======== SUPPLIED DATA
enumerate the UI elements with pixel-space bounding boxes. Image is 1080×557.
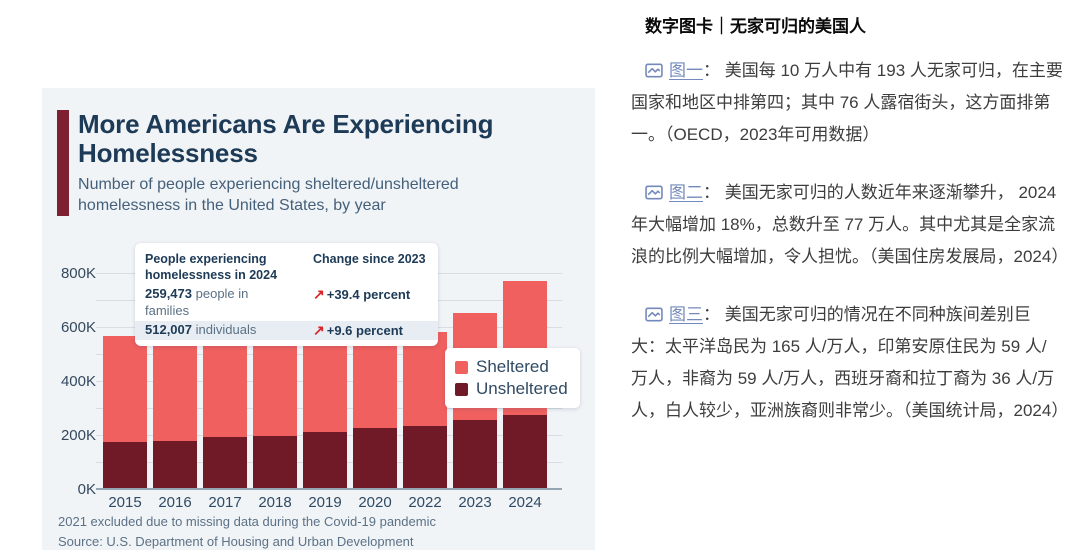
stacked-bar-2018 bbox=[253, 339, 297, 489]
stat-label: people in families bbox=[145, 286, 249, 318]
bar-segment-sheltered-2018 bbox=[253, 339, 297, 437]
up-arrow-icon: ↗ bbox=[313, 286, 325, 303]
figure-link-1[interactable]: 图一 bbox=[669, 61, 703, 80]
stacked-bar-2022 bbox=[403, 331, 447, 489]
infobox-stat: 259,473 people in families bbox=[135, 285, 303, 320]
chart-header: More Americans Are Experiencing Homeless… bbox=[57, 109, 595, 217]
paragraph-text: ： 美国无家可归的情况在不同种族间差别巨大：太平洋岛民为 165 人/万人，印第… bbox=[631, 305, 1069, 420]
stat-value: 259,473 bbox=[145, 286, 192, 302]
note-source: Source: U.S. Department of Housing and U… bbox=[58, 534, 414, 549]
stacked-bar-2020 bbox=[353, 332, 397, 489]
stacked-bar-2015 bbox=[103, 336, 147, 489]
chart-subtitle: Number of people experiencing sheltered/… bbox=[78, 175, 459, 214]
article-paragraph-1: 图一： 美国每 10 万人中有 193 人无家可归，在主要国家和地区中排第四；其… bbox=[631, 55, 1063, 151]
figure-link-3[interactable]: 图三 bbox=[669, 305, 703, 324]
article-body: 图一： 美国每 10 万人中有 193 人无家可归，在主要国家和地区中排第四；其… bbox=[631, 55, 1068, 427]
bar-segment-unsheltered-2017 bbox=[203, 436, 247, 489]
legend-item-sheltered: Sheltered bbox=[455, 356, 568, 378]
bar-segment-unsheltered-2015 bbox=[103, 442, 147, 489]
x-tick-label: 2023 bbox=[458, 494, 492, 511]
bar-segment-sheltered-2015 bbox=[103, 336, 147, 443]
x-tick-label: 2019 bbox=[308, 494, 342, 511]
legend-swatch-unsheltered bbox=[455, 382, 468, 396]
note-exclusion: 2021 excluded due to missing data during… bbox=[58, 514, 436, 529]
picture-icon bbox=[645, 307, 663, 322]
y-tick-label: 800K bbox=[60, 265, 96, 282]
x-axis-line bbox=[96, 488, 562, 490]
paragraph-text: ： 美国每 10 万人中有 193 人无家可归，在主要国家和地区中排第四；其中 … bbox=[631, 61, 1063, 144]
x-tick-label: 2020 bbox=[358, 494, 392, 511]
y-tick-label: 0K bbox=[77, 481, 96, 498]
bar-segment-unsheltered-2018 bbox=[253, 436, 297, 489]
bar-segment-unsheltered-2020 bbox=[353, 427, 397, 489]
x-tick-label: 2016 bbox=[158, 494, 192, 511]
y-tick-label: 600K bbox=[60, 319, 96, 336]
stacked-bar-2019 bbox=[303, 335, 347, 489]
x-tick-label: 2015 bbox=[108, 494, 142, 511]
infobox-stat: 512,007 individuals bbox=[135, 320, 303, 341]
picture-icon bbox=[645, 185, 663, 200]
stat-label: individuals bbox=[195, 321, 257, 337]
figure-link-2[interactable]: 图二 bbox=[669, 183, 703, 202]
y-axis-labels: 0K 200K 400K 600K 800K bbox=[48, 266, 96, 498]
bar-segment-sheltered-2017 bbox=[203, 340, 247, 437]
infobox-col2-header: Change since 2023 bbox=[313, 252, 426, 266]
x-axis-labels: 2015 2016 2017 2018 2019 2020 2022 2023 2024 bbox=[100, 494, 562, 512]
plot-area bbox=[96, 273, 562, 490]
infobox-change: ↗ +39.4 percent bbox=[303, 285, 438, 320]
article-paragraph-2: 图二： 美国无家可归的人数近年来逐渐攀升， 2024 年大幅增加 18%，总数升… bbox=[631, 177, 1068, 273]
legend-label: Unsheltered bbox=[476, 379, 568, 398]
plot-wrap: 0K 200K 400K 600K 800K 2015 2016 2017 2018 2019 2… bbox=[42, 88, 595, 550]
x-tick-label: 2022 bbox=[408, 494, 442, 511]
stats-grid: People experiencing homelessness in 2024… bbox=[135, 251, 438, 341]
legend-label: Sheltered bbox=[476, 357, 549, 376]
x-tick-label: 2017 bbox=[208, 494, 242, 511]
infobox-col1-header: People experiencing homelessness in 2024 bbox=[145, 252, 278, 282]
bar-segment-unsheltered-2016 bbox=[153, 441, 197, 489]
x-tick-label: 2024 bbox=[508, 494, 542, 511]
y-tick-label: 200K bbox=[60, 427, 96, 444]
chart-title: More Americans Are Experiencing Homeless… bbox=[78, 109, 494, 169]
infobox-change: ↗ +9.6 percent bbox=[303, 320, 438, 341]
bar-segment-unsheltered-2023 bbox=[453, 419, 497, 489]
stacked-bar-2017 bbox=[203, 340, 247, 489]
x-tick-label: 2018 bbox=[258, 494, 292, 511]
bar-segment-sheltered-2020 bbox=[353, 332, 397, 428]
bar-segment-sheltered-2016 bbox=[153, 340, 197, 442]
article-paragraph-3: 图三： 美国无家可归的情况在不同种族间差别巨大：太平洋岛民为 165 人/万人，… bbox=[631, 299, 1068, 427]
stacked-bar-2016 bbox=[153, 340, 197, 489]
legend-swatch-sheltered bbox=[455, 360, 468, 374]
up-arrow-icon: ↗ bbox=[313, 321, 325, 338]
bar-segment-unsheltered-2024 bbox=[503, 415, 547, 489]
legend-item-unsheltered: Unsheltered bbox=[455, 378, 568, 400]
stats-infobox: People experiencing homelessness in 2024… bbox=[135, 243, 438, 347]
paragraph-text: ： 美国无家可归的人数近年来逐渐攀升， 2024 年大幅增加 18%，总数升至 … bbox=[631, 183, 1069, 266]
stat-value: 512,007 bbox=[145, 321, 192, 337]
change-value: +39.4 percent bbox=[326, 287, 411, 303]
bar-segment-sheltered-2022 bbox=[403, 331, 447, 426]
article-heading: 数字图卡｜无家可归的美国人 bbox=[645, 17, 866, 36]
title-accent-bar bbox=[57, 110, 70, 217]
change-value: +9.6 percent bbox=[326, 322, 403, 338]
bar-segment-unsheltered-2022 bbox=[403, 425, 447, 489]
bar-segment-sheltered-2019 bbox=[303, 335, 347, 433]
y-tick-label: 400K bbox=[60, 373, 96, 390]
chart-legend: Sheltered Unsheltered bbox=[445, 348, 580, 408]
picture-icon bbox=[645, 63, 663, 78]
chart-notes: 2021 excluded due to missing data during… bbox=[58, 512, 436, 552]
article-panel: 数字图卡｜无家可归的美国人 图一： 美国每 10 万人中有 193 人无家可归，… bbox=[631, 12, 1068, 453]
homelessness-chart-card: More Americans Are Experiencing Homeless… bbox=[42, 88, 595, 550]
bar-segment-unsheltered-2019 bbox=[303, 432, 347, 489]
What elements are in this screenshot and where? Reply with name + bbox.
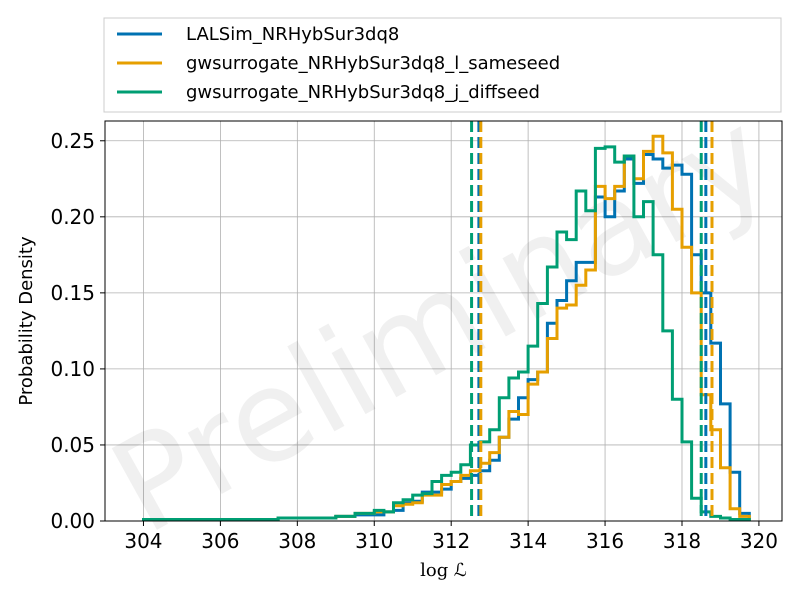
================
REQUIREMENT » Pull out every line of the data above that contains the string "人无家可归". Matches must agree in case.

EXERCISE ANSWER »
article-paragraph-1: 图一： 美国每 10 万人中有 193 人无家可归，在主要国家和地区中排第四；其… bbox=[631, 55, 1063, 151]
article-body: 图一： 美国每 10 万人中有 193 人无家可归，在主要国家和地区中排第四；其… bbox=[631, 55, 1068, 427]
paragraph-text: ： 美国每 10 万人中有 193 人无家可归，在主要国家和地区中排第四；其中 … bbox=[631, 61, 1063, 144]
article-panel: 数字图卡｜无家可归的美国人 图一： 美国每 10 万人中有 193 人无家可归，… bbox=[631, 12, 1068, 453]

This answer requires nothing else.